§ **Requirement**:
Go over the listing below line by line and tally those containing "Lunch". Give only the tally.

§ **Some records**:
************

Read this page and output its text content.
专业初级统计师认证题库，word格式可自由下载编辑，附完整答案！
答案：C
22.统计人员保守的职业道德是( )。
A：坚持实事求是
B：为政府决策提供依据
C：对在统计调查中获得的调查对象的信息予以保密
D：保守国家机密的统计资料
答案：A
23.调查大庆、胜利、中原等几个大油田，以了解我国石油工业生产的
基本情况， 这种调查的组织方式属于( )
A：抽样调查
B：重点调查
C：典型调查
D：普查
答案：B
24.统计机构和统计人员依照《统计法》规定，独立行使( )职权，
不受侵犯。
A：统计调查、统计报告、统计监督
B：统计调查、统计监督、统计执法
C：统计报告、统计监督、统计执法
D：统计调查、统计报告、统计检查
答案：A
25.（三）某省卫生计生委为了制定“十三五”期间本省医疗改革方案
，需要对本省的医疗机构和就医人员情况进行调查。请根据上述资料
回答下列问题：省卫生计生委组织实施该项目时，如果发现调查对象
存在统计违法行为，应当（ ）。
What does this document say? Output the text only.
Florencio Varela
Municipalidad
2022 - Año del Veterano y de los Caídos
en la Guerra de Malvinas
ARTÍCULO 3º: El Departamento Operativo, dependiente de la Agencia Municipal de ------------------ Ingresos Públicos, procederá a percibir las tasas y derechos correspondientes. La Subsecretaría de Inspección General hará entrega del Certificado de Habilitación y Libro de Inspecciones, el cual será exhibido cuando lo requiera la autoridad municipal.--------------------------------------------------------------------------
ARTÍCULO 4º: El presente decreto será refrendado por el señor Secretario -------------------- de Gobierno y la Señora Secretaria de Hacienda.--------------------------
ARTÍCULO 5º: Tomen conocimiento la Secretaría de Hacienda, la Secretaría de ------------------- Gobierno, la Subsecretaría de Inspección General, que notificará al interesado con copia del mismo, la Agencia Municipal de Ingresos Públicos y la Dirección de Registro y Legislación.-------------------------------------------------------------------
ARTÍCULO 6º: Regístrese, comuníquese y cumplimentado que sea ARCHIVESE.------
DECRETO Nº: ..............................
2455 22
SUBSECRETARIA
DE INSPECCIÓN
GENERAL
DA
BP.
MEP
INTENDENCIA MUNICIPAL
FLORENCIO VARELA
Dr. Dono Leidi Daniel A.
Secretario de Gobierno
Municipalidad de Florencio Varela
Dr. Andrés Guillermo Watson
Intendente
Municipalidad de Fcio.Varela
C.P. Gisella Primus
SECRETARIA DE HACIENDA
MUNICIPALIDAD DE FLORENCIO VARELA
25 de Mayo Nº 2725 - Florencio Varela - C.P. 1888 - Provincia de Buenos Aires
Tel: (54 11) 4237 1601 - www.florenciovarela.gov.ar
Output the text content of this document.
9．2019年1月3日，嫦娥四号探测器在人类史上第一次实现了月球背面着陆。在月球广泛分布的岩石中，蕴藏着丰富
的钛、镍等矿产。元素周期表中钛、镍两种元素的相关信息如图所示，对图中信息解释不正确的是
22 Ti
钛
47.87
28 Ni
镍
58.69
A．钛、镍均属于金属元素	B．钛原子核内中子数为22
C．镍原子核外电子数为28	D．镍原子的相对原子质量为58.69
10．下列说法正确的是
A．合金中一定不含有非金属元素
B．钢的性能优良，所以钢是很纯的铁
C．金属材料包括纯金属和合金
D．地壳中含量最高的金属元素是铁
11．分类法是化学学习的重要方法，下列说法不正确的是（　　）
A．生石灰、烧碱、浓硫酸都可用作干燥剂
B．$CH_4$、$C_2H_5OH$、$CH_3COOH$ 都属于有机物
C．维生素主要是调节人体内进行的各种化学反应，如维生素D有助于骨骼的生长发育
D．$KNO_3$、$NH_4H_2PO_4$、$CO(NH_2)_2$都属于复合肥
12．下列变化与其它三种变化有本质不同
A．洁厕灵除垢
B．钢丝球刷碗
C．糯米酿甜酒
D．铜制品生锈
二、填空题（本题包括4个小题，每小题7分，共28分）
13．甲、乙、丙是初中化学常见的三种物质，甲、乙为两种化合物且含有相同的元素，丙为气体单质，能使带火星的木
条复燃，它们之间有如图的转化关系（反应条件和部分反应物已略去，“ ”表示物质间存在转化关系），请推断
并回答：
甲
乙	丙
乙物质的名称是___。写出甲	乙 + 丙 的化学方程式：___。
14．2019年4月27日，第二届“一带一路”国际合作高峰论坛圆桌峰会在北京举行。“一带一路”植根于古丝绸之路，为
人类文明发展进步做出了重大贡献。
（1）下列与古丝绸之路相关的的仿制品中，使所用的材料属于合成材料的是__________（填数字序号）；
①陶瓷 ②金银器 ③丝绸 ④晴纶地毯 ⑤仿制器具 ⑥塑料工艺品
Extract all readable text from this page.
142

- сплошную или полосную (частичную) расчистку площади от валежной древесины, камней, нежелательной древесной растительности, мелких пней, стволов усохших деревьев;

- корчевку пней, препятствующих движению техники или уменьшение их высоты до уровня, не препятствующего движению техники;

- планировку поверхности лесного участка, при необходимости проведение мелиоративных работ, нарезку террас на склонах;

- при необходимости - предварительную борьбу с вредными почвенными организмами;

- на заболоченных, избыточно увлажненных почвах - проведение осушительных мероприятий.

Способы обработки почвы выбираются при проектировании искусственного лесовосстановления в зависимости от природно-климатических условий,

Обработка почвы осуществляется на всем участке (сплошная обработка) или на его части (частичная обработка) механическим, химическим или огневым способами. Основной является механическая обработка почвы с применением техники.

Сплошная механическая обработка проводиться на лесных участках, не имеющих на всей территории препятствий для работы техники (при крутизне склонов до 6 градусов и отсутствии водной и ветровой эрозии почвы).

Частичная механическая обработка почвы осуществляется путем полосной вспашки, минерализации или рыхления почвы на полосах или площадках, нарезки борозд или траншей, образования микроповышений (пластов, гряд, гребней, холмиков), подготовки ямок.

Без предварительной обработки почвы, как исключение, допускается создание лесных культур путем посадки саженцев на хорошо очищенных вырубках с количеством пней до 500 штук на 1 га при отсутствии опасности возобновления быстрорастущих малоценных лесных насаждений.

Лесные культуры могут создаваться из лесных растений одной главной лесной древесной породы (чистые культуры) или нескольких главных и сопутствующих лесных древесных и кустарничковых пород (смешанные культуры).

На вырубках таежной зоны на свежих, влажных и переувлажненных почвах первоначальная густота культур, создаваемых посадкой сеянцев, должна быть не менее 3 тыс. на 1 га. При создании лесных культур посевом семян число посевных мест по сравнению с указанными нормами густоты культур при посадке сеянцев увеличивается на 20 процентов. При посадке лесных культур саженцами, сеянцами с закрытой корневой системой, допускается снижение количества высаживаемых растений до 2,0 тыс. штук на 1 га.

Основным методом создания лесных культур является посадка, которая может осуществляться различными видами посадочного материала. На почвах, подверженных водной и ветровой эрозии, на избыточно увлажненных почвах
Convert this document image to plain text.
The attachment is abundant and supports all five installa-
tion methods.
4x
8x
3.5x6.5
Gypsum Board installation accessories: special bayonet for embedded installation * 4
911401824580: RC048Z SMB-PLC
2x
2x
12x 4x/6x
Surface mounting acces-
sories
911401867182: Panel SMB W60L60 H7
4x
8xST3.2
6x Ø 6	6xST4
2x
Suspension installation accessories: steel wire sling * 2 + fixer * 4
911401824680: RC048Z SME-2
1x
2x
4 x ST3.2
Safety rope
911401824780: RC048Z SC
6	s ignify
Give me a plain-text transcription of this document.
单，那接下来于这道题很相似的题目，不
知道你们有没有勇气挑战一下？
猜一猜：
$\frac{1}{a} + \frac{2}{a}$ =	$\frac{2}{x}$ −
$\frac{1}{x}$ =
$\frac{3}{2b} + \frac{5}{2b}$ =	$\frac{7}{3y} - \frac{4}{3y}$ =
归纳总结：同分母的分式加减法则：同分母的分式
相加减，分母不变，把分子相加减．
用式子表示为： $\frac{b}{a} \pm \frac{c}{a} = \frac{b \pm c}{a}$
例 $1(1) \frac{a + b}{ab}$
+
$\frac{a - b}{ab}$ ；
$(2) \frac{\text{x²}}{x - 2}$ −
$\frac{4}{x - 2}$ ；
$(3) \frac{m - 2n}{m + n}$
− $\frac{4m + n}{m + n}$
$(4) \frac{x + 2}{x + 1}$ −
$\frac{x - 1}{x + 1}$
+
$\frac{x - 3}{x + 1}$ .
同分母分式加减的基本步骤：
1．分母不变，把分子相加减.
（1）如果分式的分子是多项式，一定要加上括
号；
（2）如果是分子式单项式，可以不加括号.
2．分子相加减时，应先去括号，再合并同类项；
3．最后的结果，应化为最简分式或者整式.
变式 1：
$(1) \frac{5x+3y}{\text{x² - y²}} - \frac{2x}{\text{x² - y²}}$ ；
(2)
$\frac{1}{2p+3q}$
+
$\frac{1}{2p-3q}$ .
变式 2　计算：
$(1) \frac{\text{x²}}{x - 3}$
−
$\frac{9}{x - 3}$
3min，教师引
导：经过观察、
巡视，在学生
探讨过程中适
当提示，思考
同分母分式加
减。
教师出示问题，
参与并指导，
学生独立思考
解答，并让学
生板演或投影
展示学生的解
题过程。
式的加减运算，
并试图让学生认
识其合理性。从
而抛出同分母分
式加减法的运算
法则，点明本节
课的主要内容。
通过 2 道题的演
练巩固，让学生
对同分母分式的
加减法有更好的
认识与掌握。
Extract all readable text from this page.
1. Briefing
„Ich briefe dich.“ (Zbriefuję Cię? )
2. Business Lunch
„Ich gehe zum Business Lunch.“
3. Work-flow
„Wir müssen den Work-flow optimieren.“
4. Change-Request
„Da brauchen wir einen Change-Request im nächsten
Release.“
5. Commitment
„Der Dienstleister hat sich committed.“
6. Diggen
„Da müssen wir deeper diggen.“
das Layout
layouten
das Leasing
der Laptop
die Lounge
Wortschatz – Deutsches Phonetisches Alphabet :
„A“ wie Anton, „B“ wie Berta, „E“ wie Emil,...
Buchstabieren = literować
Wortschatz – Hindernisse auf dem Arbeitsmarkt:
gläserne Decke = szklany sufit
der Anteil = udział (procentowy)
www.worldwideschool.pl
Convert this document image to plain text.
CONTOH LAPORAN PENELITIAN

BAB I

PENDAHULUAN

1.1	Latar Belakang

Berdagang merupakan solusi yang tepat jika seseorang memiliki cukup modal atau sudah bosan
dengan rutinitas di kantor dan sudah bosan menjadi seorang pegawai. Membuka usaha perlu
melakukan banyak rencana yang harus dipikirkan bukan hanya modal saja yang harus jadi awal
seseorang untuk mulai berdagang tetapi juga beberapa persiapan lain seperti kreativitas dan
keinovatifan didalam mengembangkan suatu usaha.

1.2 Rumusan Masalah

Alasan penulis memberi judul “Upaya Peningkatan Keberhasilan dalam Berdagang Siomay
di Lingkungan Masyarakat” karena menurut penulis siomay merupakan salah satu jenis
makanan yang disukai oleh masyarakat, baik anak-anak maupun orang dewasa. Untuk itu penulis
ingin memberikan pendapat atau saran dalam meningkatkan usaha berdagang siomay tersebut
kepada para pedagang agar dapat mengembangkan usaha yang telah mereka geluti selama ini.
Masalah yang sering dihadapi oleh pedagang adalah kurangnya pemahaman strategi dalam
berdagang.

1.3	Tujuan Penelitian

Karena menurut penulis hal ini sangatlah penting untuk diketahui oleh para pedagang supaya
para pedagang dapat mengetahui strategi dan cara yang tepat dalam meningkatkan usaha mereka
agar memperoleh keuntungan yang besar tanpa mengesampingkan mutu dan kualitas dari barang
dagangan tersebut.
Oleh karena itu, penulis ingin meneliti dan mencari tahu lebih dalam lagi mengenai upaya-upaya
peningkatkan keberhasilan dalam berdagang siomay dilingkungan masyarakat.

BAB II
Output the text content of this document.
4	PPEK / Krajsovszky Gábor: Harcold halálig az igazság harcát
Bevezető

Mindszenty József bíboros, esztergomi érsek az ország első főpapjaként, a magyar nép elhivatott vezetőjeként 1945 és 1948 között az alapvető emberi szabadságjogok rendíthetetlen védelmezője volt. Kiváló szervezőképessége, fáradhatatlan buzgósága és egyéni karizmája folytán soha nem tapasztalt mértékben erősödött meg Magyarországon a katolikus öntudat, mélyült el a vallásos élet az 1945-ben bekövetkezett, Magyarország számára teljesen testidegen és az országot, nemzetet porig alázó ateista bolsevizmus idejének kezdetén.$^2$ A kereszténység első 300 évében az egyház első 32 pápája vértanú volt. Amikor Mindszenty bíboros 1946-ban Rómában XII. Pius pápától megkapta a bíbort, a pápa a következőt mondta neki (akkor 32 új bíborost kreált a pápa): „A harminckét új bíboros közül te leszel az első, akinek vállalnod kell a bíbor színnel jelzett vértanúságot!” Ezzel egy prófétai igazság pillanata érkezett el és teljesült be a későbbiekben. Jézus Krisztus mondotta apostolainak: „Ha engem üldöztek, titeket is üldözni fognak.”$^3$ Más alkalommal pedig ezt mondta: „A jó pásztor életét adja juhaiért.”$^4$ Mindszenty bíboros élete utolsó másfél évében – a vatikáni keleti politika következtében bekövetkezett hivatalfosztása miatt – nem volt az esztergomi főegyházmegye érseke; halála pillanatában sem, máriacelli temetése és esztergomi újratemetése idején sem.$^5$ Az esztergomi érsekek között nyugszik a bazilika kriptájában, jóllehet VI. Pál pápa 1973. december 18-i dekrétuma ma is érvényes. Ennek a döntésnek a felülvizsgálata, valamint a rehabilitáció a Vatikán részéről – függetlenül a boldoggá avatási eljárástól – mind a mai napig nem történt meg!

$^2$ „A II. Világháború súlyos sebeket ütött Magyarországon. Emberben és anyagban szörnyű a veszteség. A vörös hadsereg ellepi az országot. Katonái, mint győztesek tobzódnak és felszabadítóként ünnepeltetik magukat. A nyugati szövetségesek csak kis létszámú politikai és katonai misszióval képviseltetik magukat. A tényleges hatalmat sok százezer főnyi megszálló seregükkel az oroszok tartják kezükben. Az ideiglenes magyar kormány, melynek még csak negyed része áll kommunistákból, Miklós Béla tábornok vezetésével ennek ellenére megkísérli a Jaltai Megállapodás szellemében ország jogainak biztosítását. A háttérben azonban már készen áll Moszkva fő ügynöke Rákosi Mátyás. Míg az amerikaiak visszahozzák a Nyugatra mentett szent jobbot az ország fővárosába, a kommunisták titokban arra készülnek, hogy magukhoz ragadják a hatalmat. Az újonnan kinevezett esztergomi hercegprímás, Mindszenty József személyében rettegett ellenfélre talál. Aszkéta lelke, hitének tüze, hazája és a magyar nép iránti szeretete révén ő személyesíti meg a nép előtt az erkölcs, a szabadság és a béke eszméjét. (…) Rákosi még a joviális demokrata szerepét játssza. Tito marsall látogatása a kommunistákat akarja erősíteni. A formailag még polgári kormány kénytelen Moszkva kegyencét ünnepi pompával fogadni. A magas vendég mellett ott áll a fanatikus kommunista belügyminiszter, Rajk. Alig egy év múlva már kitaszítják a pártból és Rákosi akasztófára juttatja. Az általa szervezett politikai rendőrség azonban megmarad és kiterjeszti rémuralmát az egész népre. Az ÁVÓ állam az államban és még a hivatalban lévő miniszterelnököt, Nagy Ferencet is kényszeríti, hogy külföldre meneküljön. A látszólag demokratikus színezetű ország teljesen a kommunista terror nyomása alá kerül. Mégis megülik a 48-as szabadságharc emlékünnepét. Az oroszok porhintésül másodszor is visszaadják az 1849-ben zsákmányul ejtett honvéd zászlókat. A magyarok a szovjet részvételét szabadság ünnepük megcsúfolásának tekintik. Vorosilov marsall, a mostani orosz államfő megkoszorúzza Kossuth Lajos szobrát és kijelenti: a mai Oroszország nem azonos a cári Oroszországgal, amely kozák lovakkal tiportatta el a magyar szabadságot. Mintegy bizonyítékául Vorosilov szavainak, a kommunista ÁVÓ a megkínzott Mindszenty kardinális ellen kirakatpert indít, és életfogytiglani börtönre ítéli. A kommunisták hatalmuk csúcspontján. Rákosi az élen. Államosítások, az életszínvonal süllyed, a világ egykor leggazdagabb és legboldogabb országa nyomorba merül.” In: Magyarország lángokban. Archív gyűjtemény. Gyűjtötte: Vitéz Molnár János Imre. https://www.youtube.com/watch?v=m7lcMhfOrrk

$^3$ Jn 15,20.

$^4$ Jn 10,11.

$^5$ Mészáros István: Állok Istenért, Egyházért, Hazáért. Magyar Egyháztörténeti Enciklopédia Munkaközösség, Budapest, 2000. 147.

************

§ **Output for this exercise**:
2